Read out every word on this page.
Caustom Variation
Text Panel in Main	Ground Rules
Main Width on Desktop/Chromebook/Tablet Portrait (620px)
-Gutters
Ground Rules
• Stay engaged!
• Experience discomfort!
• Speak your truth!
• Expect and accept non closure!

• [TASK DETAILS]
Extract every record and return it verbatim.

• [WRITTEN RESPONSE]
Read out every word on this page.
Caustom Variation
Text Panel in Main	Ground Rules
Main Width on Desktop/Chromebook/Tablet Portrait (620px)
-Gutters
Ground Rules
• Stay engaged!
• Experience discomfort!
• Speak your truth!
• Expect and accept non closure!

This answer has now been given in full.